(EXCERPT PROVIDED)
******
About the police response, Bowser said, “I think they made the call on the ground that they thought was appropriate, in calling the Park Police. We believed the Park Police would handle it.” 

The Pike statue was on federal land and under the jurisdiction of the National Park Service and U.S. Park Police.

President Donald Trump quickly tweeted about the toppling, calling out Bowser and writing: “The DC police are not doing their job as they watched a statue be ripped down and burn. These people should be immediately arrested. A disgrace to our Country!"

Jubilant protesters read Trump’s tweet over a bullhorn and cheered.

The Pike statue, dedicated in 1901, has been a source of controversy over the years. The former Confederate general was also a longtime influential leader of the Freemasons, who revere Pike. It was built at the request of Masons, who successfully lobbied Congress to grant them land for the statue as long as Pike would be depicted in civilian, not military, clothing.
******
Annotated element entries
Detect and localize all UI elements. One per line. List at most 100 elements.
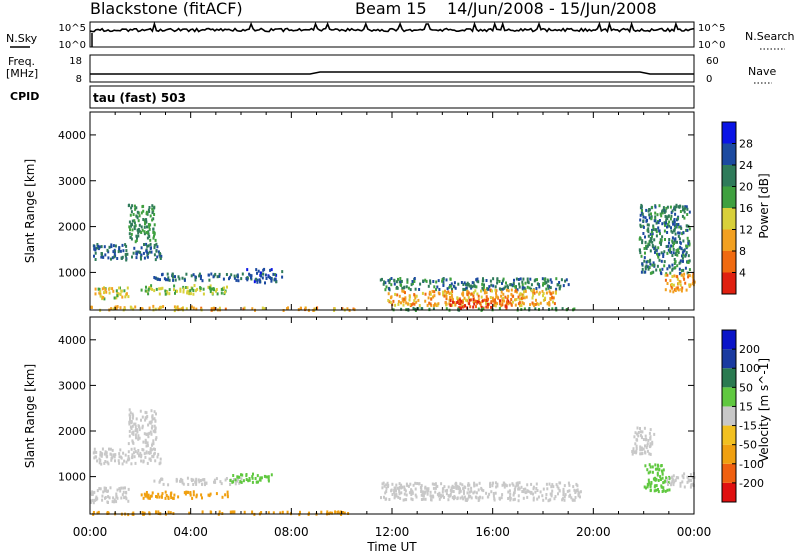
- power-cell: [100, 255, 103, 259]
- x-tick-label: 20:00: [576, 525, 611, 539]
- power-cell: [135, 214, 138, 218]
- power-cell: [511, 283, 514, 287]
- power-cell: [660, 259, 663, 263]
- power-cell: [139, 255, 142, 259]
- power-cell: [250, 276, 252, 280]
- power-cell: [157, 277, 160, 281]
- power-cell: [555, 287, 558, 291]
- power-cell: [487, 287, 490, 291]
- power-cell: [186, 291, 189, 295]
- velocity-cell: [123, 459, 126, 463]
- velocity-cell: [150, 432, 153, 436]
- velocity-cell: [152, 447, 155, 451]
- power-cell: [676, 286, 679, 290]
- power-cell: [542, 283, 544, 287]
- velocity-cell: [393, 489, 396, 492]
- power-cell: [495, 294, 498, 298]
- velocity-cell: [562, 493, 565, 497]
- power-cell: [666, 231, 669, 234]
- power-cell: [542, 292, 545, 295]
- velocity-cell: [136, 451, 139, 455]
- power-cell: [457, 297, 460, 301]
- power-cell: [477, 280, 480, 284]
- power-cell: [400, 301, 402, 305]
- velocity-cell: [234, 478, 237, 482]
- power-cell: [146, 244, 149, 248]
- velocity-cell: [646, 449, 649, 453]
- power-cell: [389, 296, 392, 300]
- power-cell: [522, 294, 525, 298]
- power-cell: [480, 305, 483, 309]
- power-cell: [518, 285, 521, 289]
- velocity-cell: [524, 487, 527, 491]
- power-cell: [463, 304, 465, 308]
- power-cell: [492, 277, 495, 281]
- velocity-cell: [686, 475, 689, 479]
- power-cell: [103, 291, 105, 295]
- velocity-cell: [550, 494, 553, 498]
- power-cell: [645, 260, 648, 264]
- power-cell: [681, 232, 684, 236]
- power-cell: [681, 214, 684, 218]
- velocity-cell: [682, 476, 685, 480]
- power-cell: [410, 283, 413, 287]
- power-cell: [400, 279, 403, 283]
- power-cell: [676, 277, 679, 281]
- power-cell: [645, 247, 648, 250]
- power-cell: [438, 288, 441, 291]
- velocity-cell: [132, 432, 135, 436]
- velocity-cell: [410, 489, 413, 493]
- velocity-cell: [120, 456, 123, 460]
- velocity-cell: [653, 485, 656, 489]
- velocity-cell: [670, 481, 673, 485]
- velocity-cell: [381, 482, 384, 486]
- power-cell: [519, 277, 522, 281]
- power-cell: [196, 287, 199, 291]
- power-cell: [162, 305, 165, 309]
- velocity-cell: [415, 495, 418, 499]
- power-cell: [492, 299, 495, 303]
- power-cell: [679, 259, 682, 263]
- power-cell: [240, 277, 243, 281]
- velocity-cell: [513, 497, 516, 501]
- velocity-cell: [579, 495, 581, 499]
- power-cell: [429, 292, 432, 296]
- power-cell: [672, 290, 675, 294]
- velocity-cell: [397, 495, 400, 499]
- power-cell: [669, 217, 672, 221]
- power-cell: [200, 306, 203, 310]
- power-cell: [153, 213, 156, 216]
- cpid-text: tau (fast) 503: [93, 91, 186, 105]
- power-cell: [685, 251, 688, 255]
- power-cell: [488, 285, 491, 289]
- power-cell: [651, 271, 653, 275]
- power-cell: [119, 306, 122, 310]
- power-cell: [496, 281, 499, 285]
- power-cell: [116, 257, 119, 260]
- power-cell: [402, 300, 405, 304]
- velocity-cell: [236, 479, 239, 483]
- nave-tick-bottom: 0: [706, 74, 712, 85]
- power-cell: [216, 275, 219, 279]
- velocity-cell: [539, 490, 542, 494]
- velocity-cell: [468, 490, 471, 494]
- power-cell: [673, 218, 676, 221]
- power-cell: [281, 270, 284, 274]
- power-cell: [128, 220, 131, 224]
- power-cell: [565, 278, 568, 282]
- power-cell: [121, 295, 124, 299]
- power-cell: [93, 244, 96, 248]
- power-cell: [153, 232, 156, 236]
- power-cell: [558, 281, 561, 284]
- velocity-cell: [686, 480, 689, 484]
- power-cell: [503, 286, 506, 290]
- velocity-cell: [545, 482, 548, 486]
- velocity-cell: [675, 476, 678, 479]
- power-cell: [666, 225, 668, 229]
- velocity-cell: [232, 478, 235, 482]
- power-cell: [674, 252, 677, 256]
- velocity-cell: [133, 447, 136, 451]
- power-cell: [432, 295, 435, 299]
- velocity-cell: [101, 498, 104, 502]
******
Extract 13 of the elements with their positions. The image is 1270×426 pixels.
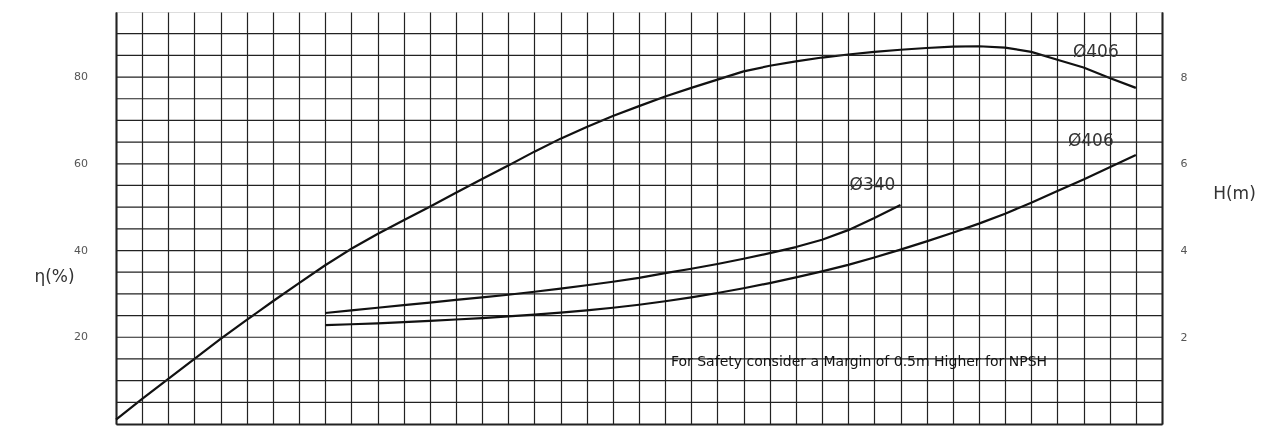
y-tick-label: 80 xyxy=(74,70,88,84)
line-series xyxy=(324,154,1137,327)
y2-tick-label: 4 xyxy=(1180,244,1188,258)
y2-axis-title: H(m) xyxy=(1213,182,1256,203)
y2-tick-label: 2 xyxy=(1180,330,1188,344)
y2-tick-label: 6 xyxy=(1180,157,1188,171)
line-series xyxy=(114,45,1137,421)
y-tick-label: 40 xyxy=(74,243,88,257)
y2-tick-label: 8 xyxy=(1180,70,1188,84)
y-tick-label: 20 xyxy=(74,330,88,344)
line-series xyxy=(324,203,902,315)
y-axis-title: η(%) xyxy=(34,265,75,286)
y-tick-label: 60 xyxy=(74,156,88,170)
******
(REQUESTS)
(1) In the excerpt on the Pike statue, substitute "megaphone" for "bullhorn" and write out the stretch from "President Donald Trump" through "bullhorn and cheered.".
(2) Extend the account of the Pike statue's toppling from its final sentence onward.

(ANSWERS TO THE PROBLEMS)
(1)
President Donald Trump quickly tweeted about the toppling, calling out Bowser and writing: “The DC police are not doing their job as they watched a statue be ripped down and burn. These people should be immediately arrested. A disgrace to our Country!"

Jubilant protesters read Trump’s tweet over a megaphone and cheered.

(2)
Civil rights activists and some local government officials in D.C. had campaigned for years to get the statue taken down but needed the federal government's approval to do so.

“Ever since 1992, members of the DC Council have been calling on the federal gov’t to remove the statue of Confederate Albert Pike (a federal memorial on federal land). We unanimously renewed our call to Congress to remove it in 2017," the D.C. Council tweeted Friday.

A proposed resolution calling for the removal of the statue referred to Pike as a “chief founder of the post-Civil War Ku Klux Klan." The Klan connection is a frequent accusation from Pike's critics and one which the Masons dispute.